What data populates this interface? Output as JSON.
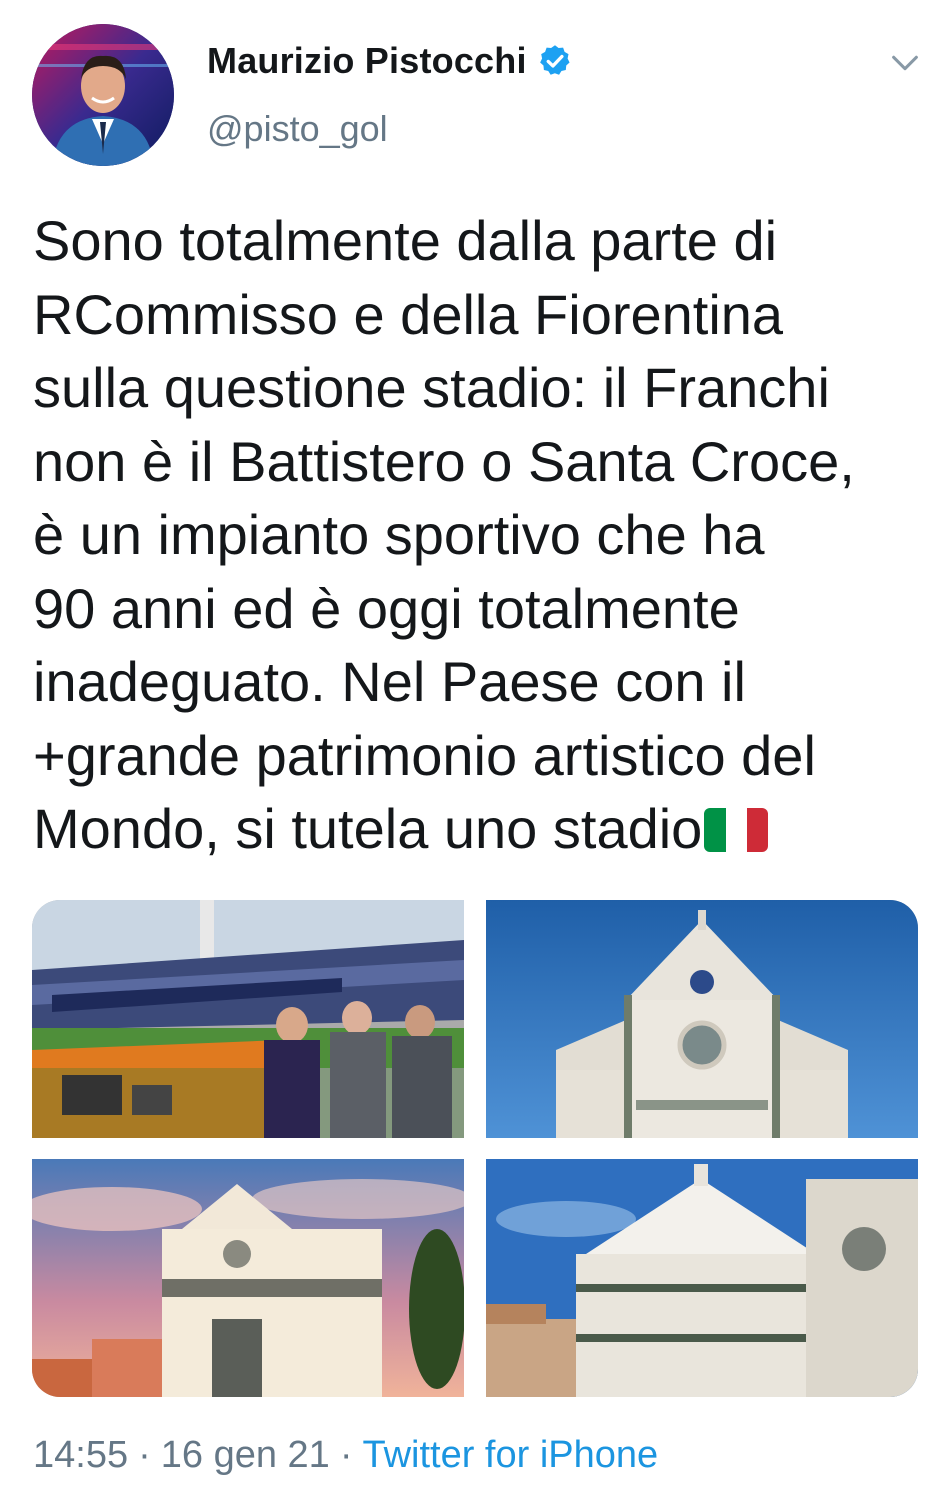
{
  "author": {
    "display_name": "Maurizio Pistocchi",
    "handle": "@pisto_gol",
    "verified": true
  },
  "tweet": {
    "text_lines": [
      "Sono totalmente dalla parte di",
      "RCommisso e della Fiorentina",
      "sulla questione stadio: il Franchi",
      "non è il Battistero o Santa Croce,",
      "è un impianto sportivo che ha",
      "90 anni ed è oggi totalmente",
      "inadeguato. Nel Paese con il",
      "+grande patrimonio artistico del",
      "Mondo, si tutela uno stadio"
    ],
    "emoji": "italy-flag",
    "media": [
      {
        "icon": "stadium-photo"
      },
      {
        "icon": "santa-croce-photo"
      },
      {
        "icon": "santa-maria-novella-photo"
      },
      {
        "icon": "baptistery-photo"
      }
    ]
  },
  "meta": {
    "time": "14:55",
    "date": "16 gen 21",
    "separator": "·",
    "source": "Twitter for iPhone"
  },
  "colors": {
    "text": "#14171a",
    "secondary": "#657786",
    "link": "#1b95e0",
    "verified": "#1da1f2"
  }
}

------------------------------

Instructions for the task: Give the entries again word for word, but skip the pictures.

Output of the exercise:
What data populates this interface? Output as JSON.
{
  "author": {
    "display_name": "Maurizio Pistocchi",
    "handle": "@pisto_gol",
    "verified": true
  },
  "tweet": {
    "text_lines": [
      "Sono totalmente dalla parte di",
      "RCommisso e della Fiorentina",
      "sulla questione stadio: il Franchi",
      "non è il Battistero o Santa Croce,",
      "è un impianto sportivo che ha",
      "90 anni ed è oggi totalmente",
      "inadeguato. Nel Paese con il",
      "+grande patrimonio artistico del",
      "Mondo, si tutela uno stadio"
    ],
    "emoji": "italy-flag",
    "media": [
      {
        "icon": "stadium-photo"
      },
      {
        "icon": "santa-croce-photo"
      },
      {
        "icon": "santa-maria-novella-photo"
      },
      {
        "icon": "baptistery-photo"
      }
    ]
  },
  "meta": {
    "time": "14:55",
    "date": "16 gen 21",
    "separator": "·",
    "source": "Twitter for iPhone"
  },
  "colors": {
    "text": "#14171a",
    "secondary": "#657786",
    "link": "#1b95e0",
    "verified": "#1da1f2"
  }
}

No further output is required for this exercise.